Task brief ▸
Everything from the line containing "Give me a plain-text" through the final line of the records must be transcribed verbatim; nothing else belongs in the result.

Rows from a dataset ▸

— start —

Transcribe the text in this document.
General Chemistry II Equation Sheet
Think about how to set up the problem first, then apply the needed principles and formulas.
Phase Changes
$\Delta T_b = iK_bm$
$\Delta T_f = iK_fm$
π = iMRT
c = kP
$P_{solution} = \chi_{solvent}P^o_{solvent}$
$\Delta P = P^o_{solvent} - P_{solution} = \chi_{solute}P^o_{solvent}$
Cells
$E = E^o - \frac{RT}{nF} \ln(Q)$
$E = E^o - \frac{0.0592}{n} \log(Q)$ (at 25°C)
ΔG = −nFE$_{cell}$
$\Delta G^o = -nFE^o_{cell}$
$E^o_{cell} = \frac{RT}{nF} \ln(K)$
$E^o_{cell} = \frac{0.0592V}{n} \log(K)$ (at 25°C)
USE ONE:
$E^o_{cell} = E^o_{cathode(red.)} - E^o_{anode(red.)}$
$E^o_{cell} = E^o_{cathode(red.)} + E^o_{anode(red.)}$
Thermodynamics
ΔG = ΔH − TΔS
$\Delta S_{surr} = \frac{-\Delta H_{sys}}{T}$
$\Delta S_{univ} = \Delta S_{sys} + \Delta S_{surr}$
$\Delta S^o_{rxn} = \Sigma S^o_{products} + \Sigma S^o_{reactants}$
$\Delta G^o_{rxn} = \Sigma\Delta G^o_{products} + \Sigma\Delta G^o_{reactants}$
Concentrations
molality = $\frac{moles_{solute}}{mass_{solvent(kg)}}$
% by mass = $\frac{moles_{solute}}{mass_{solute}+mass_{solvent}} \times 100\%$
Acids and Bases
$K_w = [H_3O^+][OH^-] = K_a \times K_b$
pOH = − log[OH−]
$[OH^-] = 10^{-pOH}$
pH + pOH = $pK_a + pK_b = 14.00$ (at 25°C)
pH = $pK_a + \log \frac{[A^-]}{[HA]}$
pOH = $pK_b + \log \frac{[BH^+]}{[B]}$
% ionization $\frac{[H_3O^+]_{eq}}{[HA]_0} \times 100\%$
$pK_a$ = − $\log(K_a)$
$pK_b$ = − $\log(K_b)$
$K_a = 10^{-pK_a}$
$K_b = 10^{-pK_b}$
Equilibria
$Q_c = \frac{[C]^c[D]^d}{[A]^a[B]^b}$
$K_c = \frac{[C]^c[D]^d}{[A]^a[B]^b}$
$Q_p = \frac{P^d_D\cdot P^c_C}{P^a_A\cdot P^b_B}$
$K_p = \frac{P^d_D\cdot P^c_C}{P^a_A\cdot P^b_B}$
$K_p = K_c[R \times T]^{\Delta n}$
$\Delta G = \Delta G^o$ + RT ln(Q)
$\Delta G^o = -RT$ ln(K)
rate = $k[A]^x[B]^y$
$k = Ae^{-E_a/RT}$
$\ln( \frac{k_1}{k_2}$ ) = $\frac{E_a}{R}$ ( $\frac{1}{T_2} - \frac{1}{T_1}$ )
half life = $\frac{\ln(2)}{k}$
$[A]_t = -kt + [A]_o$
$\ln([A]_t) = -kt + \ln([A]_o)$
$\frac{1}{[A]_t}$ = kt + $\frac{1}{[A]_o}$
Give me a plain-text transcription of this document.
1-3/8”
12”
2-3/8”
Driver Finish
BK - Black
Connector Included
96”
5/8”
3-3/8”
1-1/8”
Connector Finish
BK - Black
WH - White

— end —

Response ▸
Give me a plain-text transcription of this document.
1-3/8”
12”
2-3/8”
Driver Finish
BK - Black
Connector Included
96”
5/8”
3-3/8”
1-1/8”
Connector Finish
BK - Black
WH - White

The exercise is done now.